● Requirement: Wherever the word "JSON" occurs in the lines below, copy the whole line.

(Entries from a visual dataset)
● ● ●

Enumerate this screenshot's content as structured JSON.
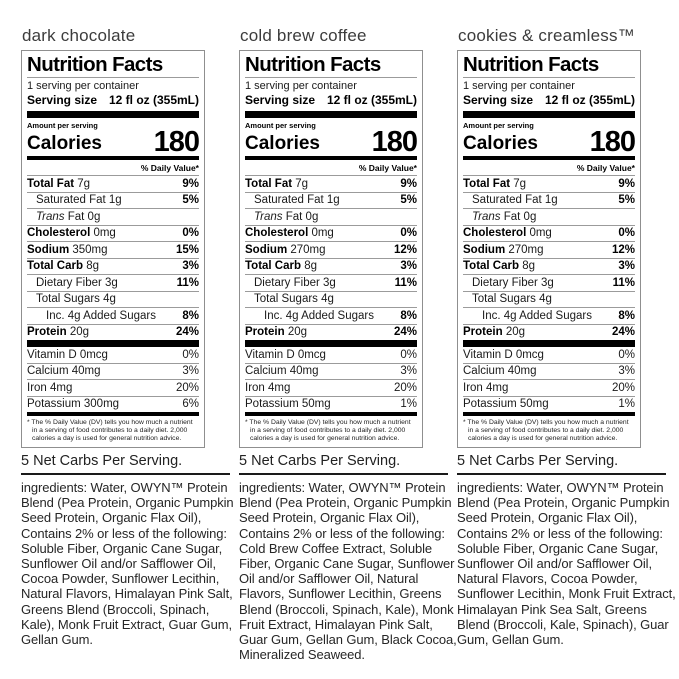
{
  "colors": {
    "background": "#ffffff",
    "text": "#111111",
    "bar": "#000000",
    "hairline": "#9b9b9b",
    "flavor_title": "#3c3c3c"
  },
  "panels": [
    {
      "flavor": "dark chocolate",
      "label": {
        "title": "Nutrition Facts",
        "servings": "1 serving per container",
        "serving_size_label": "Serving size",
        "serving_size_value": "12 fl oz (355mL)",
        "amount_per_serving": "Amount per serving",
        "calories_label": "Calories",
        "calories_value": "180",
        "daily_value_header": "% Daily Value*",
        "rows": [
          {
            "bold": "Total Fat",
            "rest": "7g",
            "dv": "9%",
            "indent": 0,
            "dvBold": true
          },
          {
            "plain": "Saturated Fat",
            "rest": "1g",
            "dv": "5%",
            "indent": 1,
            "dvBold": true
          },
          {
            "italic": "Trans",
            "rest": "Fat 0g",
            "dv": "",
            "indent": 1
          },
          {
            "bold": "Cholesterol",
            "rest": "0mg",
            "dv": "0%",
            "indent": 0,
            "dvBold": true
          },
          {
            "bold": "Sodium",
            "rest": "350mg",
            "dv": "15%",
            "indent": 0,
            "dvBold": true
          },
          {
            "bold": "Total Carb",
            "rest": "8g",
            "dv": "3%",
            "indent": 0,
            "dvBold": true
          },
          {
            "plain": "Dietary Fiber",
            "rest": "3g",
            "dv": "11%",
            "indent": 1,
            "dvBold": true
          },
          {
            "plain": "Total Sugars",
            "rest": "4g",
            "dv": "",
            "indent": 1
          },
          {
            "plain": "Inc. 4g Added Sugars",
            "rest": "",
            "dv": "8%",
            "indent": 2,
            "dvBold": true
          },
          {
            "bold": "Protein",
            "rest": "20g",
            "dv": "24%",
            "indent": 0,
            "dvBold": true
          }
        ],
        "vitamins": [
          {
            "name": "Vitamin D 0mcg",
            "dv": "0%"
          },
          {
            "name": "Calcium 40mg",
            "dv": "3%"
          },
          {
            "name": "Iron 4mg",
            "dv": "20%"
          },
          {
            "name": "Potassium 300mg",
            "dv": "6%"
          }
        ],
        "footnote": "* The % Daily Value (DV) tells you how much a nutrient in a serving of food contributes to a daily diet. 2,000 calories a day is used for general nutrition advice."
      },
      "net_carbs": "5 Net Carbs Per Serving.",
      "ingredients": "ingredients: Water, OWYN™ Protein Blend (Pea Protein, Organic Pumpkin Seed Protein, Organic Flax Oil), Contains 2% or less of the following: Soluble Fiber, Organic Cane Sugar, Sunflower Oil and/or Safflower Oil, Cocoa Powder, Sunflower Lecithin, Natural Flavors, Himalayan Pink Salt, Greens Blend (Broccoli, Spinach, Kale), Monk Fruit Extract, Guar Gum, Gellan Gum."
    },
    {
      "flavor": "cold brew coffee",
      "label": {
        "title": "Nutrition Facts",
        "servings": "1 serving per container",
        "serving_size_label": "Serving size",
        "serving_size_value": "12 fl oz (355mL)",
        "amount_per_serving": "Amount per serving",
        "calories_label": "Calories",
        "calories_value": "180",
        "daily_value_header": "% Daily Value*",
        "rows": [
          {
            "bold": "Total Fat",
            "rest": "7g",
            "dv": "9%",
            "indent": 0,
            "dvBold": true
          },
          {
            "plain": "Saturated Fat",
            "rest": "1g",
            "dv": "5%",
            "indent": 1,
            "dvBold": true
          },
          {
            "italic": "Trans",
            "rest": "Fat 0g",
            "dv": "",
            "indent": 1
          },
          {
            "bold": "Cholesterol",
            "rest": "0mg",
            "dv": "0%",
            "indent": 0,
            "dvBold": true
          },
          {
            "bold": "Sodium",
            "rest": "270mg",
            "dv": "12%",
            "indent": 0,
            "dvBold": true
          },
          {
            "bold": "Total Carb",
            "rest": "8g",
            "dv": "3%",
            "indent": 0,
            "dvBold": true
          },
          {
            "plain": "Dietary Fiber",
            "rest": "3g",
            "dv": "11%",
            "indent": 1,
            "dvBold": true
          },
          {
            "plain": "Total Sugars",
            "rest": "4g",
            "dv": "",
            "indent": 1
          },
          {
            "plain": "Inc. 4g Added Sugars",
            "rest": "",
            "dv": "8%",
            "indent": 2,
            "dvBold": true
          },
          {
            "bold": "Protein",
            "rest": "20g",
            "dv": "24%",
            "indent": 0,
            "dvBold": true
          }
        ],
        "vitamins": [
          {
            "name": "Vitamin D 0mcg",
            "dv": "0%"
          },
          {
            "name": "Calcium 40mg",
            "dv": "3%"
          },
          {
            "name": "Iron 4mg",
            "dv": "20%"
          },
          {
            "name": "Potassium 50mg",
            "dv": "1%"
          }
        ],
        "footnote": "* The % Daily Value (DV) tells you how much a nutrient in a serving of food contributes to a daily diet. 2,000 calories a day is used for general nutrition advice."
      },
      "net_carbs": "5 Net Carbs Per Serving.",
      "ingredients": "ingredients: Water, OWYN™ Protein Blend (Pea Protein, Organic Pumpkin Seed Protein, Organic Flax Oil), Contains 2% or less of the following: Cold Brew Coffee Extract, Soluble Fiber, Organic Cane Sugar, Sunflower Oil and/or Safflower Oil, Natural Flavors, Sunflower Lecithin, Greens Blend (Broccoli, Spinach, Kale), Monk Fruit Extract, Himalayan Pink Salt, Guar Gum, Gellan Gum, Black Cocoa, Mineralized Seaweed."
    },
    {
      "flavor": "cookies & creamless™",
      "label": {
        "title": "Nutrition Facts",
        "servings": "1 serving per container",
        "serving_size_label": "Serving size",
        "serving_size_value": "12 fl oz (355mL)",
        "amount_per_serving": "Amount per serving",
        "calories_label": "Calories",
        "calories_value": "180",
        "daily_value_header": "% Daily Value*",
        "rows": [
          {
            "bold": "Total Fat",
            "rest": "7g",
            "dv": "9%",
            "indent": 0,
            "dvBold": true
          },
          {
            "plain": "Saturated Fat",
            "rest": "1g",
            "dv": "5%",
            "indent": 1,
            "dvBold": true
          },
          {
            "italic": "Trans",
            "rest": "Fat 0g",
            "dv": "",
            "indent": 1
          },
          {
            "bold": "Cholesterol",
            "rest": "0mg",
            "dv": "0%",
            "indent": 0,
            "dvBold": true
          },
          {
            "bold": "Sodium",
            "rest": "270mg",
            "dv": "12%",
            "indent": 0,
            "dvBold": true
          },
          {
            "bold": "Total Carb",
            "rest": "8g",
            "dv": "3%",
            "indent": 0,
            "dvBold": true
          },
          {
            "plain": "Dietary Fiber",
            "rest": "3g",
            "dv": "11%",
            "indent": 1,
            "dvBold": true
          },
          {
            "plain": "Total Sugars",
            "rest": "4g",
            "dv": "",
            "indent": 1
          },
          {
            "plain": "Inc. 4g Added Sugars",
            "rest": "",
            "dv": "8%",
            "indent": 2,
            "dvBold": true
          },
          {
            "bold": "Protein",
            "rest": "20g",
            "dv": "24%",
            "indent": 0,
            "dvBold": true
          }
        ],
        "vitamins": [
          {
            "name": "Vitamin D 0mcg",
            "dv": "0%"
          },
          {
            "name": "Calcium 40mg",
            "dv": "3%"
          },
          {
            "name": "Iron 4mg",
            "dv": "20%"
          },
          {
            "name": "Potassium 50mg",
            "dv": "1%"
          }
        ],
        "footnote": "* The % Daily Value (DV) tells you how much a nutrient in a serving of food contributes to a daily diet. 2,000 calories a day is used for general nutrition advice."
      },
      "net_carbs": "5 Net Carbs Per Serving.",
      "ingredients": "ingredients: Water, OWYN™ Protein Blend (Pea Protein, Organic Pumpkin Seed Protein, Organic Flax Oil), Contains 2% or less of the following: Soluble Fiber, Organic Cane Sugar, Sunflower Oil and/or Safflower Oil, Natural Flavors, Cocoa Powder, Sunflower Lecithin, Monk Fruit Extract, Himalayan Pink Sea Salt, Greens Blend (Broccoli, Kale, Spinach), Guar Gum, Gellan Gum."
    }
  ]
}
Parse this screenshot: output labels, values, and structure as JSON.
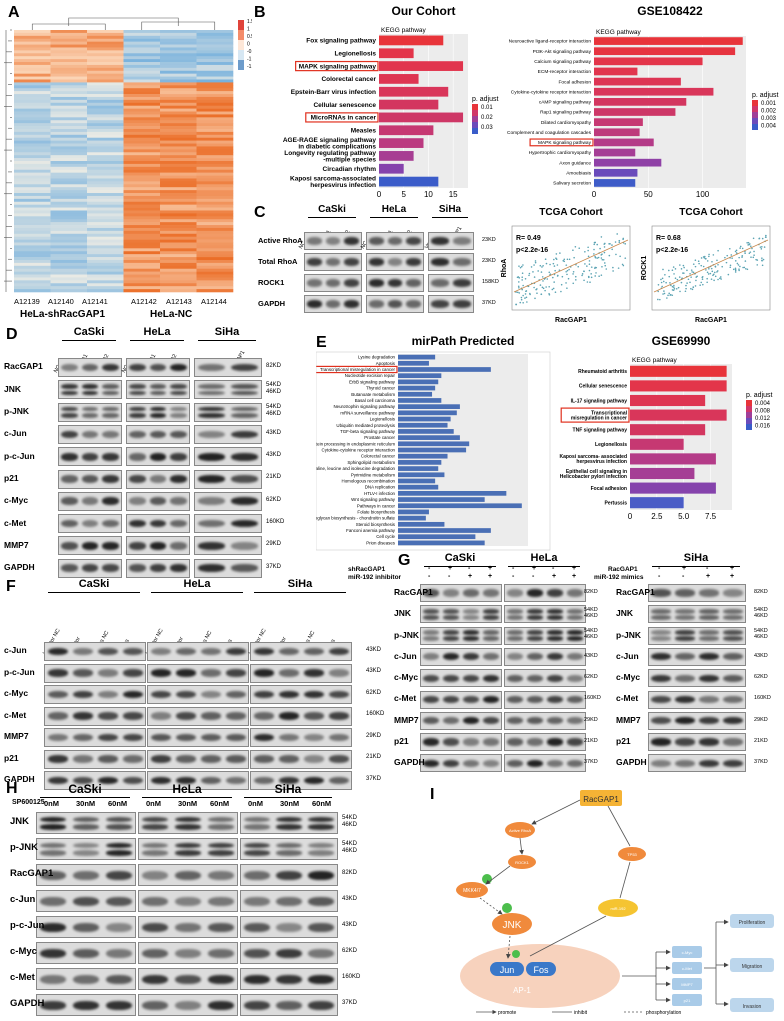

● ● ●

● Task solution:
Enumerate this screenshot's content as structured JSON.
Parse this screenshot: output labels, values, and structure as JSON.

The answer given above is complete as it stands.